### CHALLENGE
Output every record below exactly as it appears.

### INFORMATION SUPPLIED
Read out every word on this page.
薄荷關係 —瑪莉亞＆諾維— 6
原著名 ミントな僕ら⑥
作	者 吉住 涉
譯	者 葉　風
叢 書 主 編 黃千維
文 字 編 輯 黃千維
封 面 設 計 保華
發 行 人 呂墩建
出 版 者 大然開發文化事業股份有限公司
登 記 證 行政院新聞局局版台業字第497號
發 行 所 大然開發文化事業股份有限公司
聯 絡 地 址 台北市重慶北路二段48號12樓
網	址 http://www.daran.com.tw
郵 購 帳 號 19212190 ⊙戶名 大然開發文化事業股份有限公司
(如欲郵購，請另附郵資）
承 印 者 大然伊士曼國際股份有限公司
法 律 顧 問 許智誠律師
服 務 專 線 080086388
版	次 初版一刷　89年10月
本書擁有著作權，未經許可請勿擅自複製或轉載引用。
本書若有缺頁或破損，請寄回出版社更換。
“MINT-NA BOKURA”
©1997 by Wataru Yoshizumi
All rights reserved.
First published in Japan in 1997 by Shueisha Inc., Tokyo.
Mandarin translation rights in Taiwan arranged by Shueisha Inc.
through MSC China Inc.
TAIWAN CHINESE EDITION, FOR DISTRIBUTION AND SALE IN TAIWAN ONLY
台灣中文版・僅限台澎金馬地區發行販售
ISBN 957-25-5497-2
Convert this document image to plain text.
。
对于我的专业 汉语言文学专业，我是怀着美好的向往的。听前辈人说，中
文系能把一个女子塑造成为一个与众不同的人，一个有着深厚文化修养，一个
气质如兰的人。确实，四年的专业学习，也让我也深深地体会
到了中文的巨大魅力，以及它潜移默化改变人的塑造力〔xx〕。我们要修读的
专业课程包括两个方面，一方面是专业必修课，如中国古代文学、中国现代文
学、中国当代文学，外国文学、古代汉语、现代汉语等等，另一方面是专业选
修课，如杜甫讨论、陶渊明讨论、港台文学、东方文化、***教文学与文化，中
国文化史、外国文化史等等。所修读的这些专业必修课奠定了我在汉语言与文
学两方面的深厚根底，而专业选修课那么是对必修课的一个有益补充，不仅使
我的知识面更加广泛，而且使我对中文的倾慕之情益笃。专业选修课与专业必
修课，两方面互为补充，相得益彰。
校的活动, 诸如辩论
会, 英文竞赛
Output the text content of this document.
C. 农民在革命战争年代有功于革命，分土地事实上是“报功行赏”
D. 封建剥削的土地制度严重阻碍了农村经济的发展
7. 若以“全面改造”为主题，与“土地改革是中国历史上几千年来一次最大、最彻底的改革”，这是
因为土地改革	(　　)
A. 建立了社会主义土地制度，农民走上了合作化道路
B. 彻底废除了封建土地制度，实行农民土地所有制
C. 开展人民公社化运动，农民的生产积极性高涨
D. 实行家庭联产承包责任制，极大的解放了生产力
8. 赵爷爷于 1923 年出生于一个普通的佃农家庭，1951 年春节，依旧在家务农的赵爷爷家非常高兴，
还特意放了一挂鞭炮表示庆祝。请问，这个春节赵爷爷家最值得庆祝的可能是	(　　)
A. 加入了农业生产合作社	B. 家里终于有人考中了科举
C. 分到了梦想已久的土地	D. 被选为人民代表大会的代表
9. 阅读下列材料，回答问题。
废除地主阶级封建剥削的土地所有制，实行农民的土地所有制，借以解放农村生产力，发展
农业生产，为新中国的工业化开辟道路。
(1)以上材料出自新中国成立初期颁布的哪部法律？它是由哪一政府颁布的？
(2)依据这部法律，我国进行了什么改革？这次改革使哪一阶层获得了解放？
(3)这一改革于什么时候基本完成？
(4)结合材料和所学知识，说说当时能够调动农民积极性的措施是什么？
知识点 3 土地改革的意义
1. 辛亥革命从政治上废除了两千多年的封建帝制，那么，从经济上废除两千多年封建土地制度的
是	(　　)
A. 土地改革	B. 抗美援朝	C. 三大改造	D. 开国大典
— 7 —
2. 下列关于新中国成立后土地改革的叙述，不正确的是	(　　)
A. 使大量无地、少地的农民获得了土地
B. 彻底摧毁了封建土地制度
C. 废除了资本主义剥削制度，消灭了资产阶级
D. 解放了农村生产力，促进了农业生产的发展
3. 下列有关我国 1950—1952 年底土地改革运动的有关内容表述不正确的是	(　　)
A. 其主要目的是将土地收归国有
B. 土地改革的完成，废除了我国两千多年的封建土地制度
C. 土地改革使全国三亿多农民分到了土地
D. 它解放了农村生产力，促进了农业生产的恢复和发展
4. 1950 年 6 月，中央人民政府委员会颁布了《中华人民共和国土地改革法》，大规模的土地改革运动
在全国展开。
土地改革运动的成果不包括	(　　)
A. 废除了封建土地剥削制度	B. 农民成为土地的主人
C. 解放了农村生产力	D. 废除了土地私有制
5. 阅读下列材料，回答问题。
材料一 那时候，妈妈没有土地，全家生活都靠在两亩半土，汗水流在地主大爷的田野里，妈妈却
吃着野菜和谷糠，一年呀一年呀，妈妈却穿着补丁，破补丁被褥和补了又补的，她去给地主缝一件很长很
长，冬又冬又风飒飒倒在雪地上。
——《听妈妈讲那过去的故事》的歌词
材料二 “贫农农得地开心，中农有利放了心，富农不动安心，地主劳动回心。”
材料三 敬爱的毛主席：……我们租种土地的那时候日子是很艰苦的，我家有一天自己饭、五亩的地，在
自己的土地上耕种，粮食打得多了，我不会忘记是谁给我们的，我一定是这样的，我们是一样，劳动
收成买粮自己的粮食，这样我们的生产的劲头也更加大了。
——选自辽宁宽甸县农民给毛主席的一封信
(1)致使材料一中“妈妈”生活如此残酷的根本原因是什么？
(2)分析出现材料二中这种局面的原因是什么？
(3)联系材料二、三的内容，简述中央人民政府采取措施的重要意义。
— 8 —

### EXERCISE RESULT
Read out every word on this page.
薄荷關係 —瑪莉亞＆諾維— 6
原著名 ミントな僕ら⑥
作	者 吉住 涉
譯	者 葉　風
叢 書 主 編 黃千維
文 字 編 輯 黃千維
封 面 設 計 保華
發 行 人 呂墩建
出 版 者 大然開發文化事業股份有限公司
登 記 證 行政院新聞局局版台業字第497號
發 行 所 大然開發文化事業股份有限公司
聯 絡 地 址 台北市重慶北路二段48號12樓
網	址 http://www.daran.com.tw
郵 購 帳 號 19212190 ⊙戶名 大然開發文化事業股份有限公司
(如欲郵購，請另附郵資）
承 印 者 大然伊士曼國際股份有限公司
法 律 顧 問 許智誠律師
服 務 專 線 080086388
版	次 初版一刷　89年10月
本書擁有著作權，未經許可請勿擅自複製或轉載引用。
本書若有缺頁或破損，請寄回出版社更換。
“MINT-NA BOKURA”
©1997 by Wataru Yoshizumi
All rights reserved.
First published in Japan in 1997 by Shueisha Inc., Tokyo.
Mandarin translation rights in Taiwan arranged by Shueisha Inc.
through MSC China Inc.
TAIWAN CHINESE EDITION, FOR DISTRIBUTION AND SALE IN TAIWAN ONLY
台灣中文版・僅限台澎金馬地區發行販售
ISBN 957-25-5497-2
Convert this document image to plain text.
。
对于我的专业 汉语言文学专业，我是怀着美好的向往的。听前辈人说，中
文系能把一个女子塑造成为一个与众不同的人，一个有着深厚文化修养，一个
气质如兰的人。确实，四年的专业学习，也让我也深深地体会
到了中文的巨大魅力，以及它潜移默化改变人的塑造力〔xx〕。我们要修读的
专业课程包括两个方面，一方面是专业必修课，如中国古代文学、中国现代文
学、中国当代文学，外国文学、古代汉语、现代汉语等等，另一方面是专业选
修课，如杜甫讨论、陶渊明讨论、港台文学、东方文化、***教文学与文化，中
国文化史、外国文化史等等。所修读的这些专业必修课奠定了我在汉语言与文
学两方面的深厚根底，而专业选修课那么是对必修课的一个有益补充，不仅使
我的知识面更加广泛，而且使我对中文的倾慕之情益笃。专业选修课与专业必
修课，两方面互为补充，相得益彰。
校的活动, 诸如辩论
会, 英文竞赛
Output the text content of this document.
C. 农民在革命战争年代有功于革命，分土地事实上是“报功行赏”
D. 封建剥削的土地制度严重阻碍了农村经济的发展
7. 若以“全面改造”为主题，与“土地改革是中国历史上几千年来一次最大、最彻底的改革”，这是
因为土地改革	(　　)
A. 建立了社会主义土地制度，农民走上了合作化道路
B. 彻底废除了封建土地制度，实行农民土地所有制
C. 开展人民公社化运动，农民的生产积极性高涨
D. 实行家庭联产承包责任制，极大的解放了生产力
8. 赵爷爷于 1923 年出生于一个普通的佃农家庭，1951 年春节，依旧在家务农的赵爷爷家非常高兴，
还特意放了一挂鞭炮表示庆祝。请问，这个春节赵爷爷家最值得庆祝的可能是	(　　)
A. 加入了农业生产合作社	B. 家里终于有人考中了科举
C. 分到了梦想已久的土地	D. 被选为人民代表大会的代表
9. 阅读下列材料，回答问题。
废除地主阶级封建剥削的土地所有制，实行农民的土地所有制，借以解放农村生产力，发展
农业生产，为新中国的工业化开辟道路。
(1)以上材料出自新中国成立初期颁布的哪部法律？它是由哪一政府颁布的？
(2)依据这部法律，我国进行了什么改革？这次改革使哪一阶层获得了解放？
(3)这一改革于什么时候基本完成？
(4)结合材料和所学知识，说说当时能够调动农民积极性的措施是什么？
知识点 3 土地改革的意义
1. 辛亥革命从政治上废除了两千多年的封建帝制，那么，从经济上废除两千多年封建土地制度的
是	(　　)
A. 土地改革	B. 抗美援朝	C. 三大改造	D. 开国大典
— 7 —
2. 下列关于新中国成立后土地改革的叙述，不正确的是	(　　)
A. 使大量无地、少地的农民获得了土地
B. 彻底摧毁了封建土地制度
C. 废除了资本主义剥削制度，消灭了资产阶级
D. 解放了农村生产力，促进了农业生产的发展
3. 下列有关我国 1950—1952 年底土地改革运动的有关内容表述不正确的是	(　　)
A. 其主要目的是将土地收归国有
B. 土地改革的完成，废除了我国两千多年的封建土地制度
C. 土地改革使全国三亿多农民分到了土地
D. 它解放了农村生产力，促进了农业生产的恢复和发展
4. 1950 年 6 月，中央人民政府委员会颁布了《中华人民共和国土地改革法》，大规模的土地改革运动
在全国展开。
土地改革运动的成果不包括	(　　)
A. 废除了封建土地剥削制度	B. 农民成为土地的主人
C. 解放了农村生产力	D. 废除了土地私有制
5. 阅读下列材料，回答问题。
材料一 那时候，妈妈没有土地，全家生活都靠在两亩半土，汗水流在地主大爷的田野里，妈妈却
吃着野菜和谷糠，一年呀一年呀，妈妈却穿着补丁，破补丁被褥和补了又补的，她去给地主缝一件很长很
长，冬又冬又风飒飒倒在雪地上。
——《听妈妈讲那过去的故事》的歌词
材料二 “贫农农得地开心，中农有利放了心，富农不动安心，地主劳动回心。”
材料三 敬爱的毛主席：……我们租种土地的那时候日子是很艰苦的，我家有一天自己饭、五亩的地，在
自己的土地上耕种，粮食打得多了，我不会忘记是谁给我们的，我一定是这样的，我们是一样，劳动
收成买粮自己的粮食，这样我们的生产的劲头也更加大了。
——选自辽宁宽甸县农民给毛主席的一封信
(1)致使材料一中“妈妈”生活如此残酷的根本原因是什么？
(2)分析出现材料二中这种局面的原因是什么？
(3)联系材料二、三的内容，简述中央人民政府采取措施的重要意义。
— 8 —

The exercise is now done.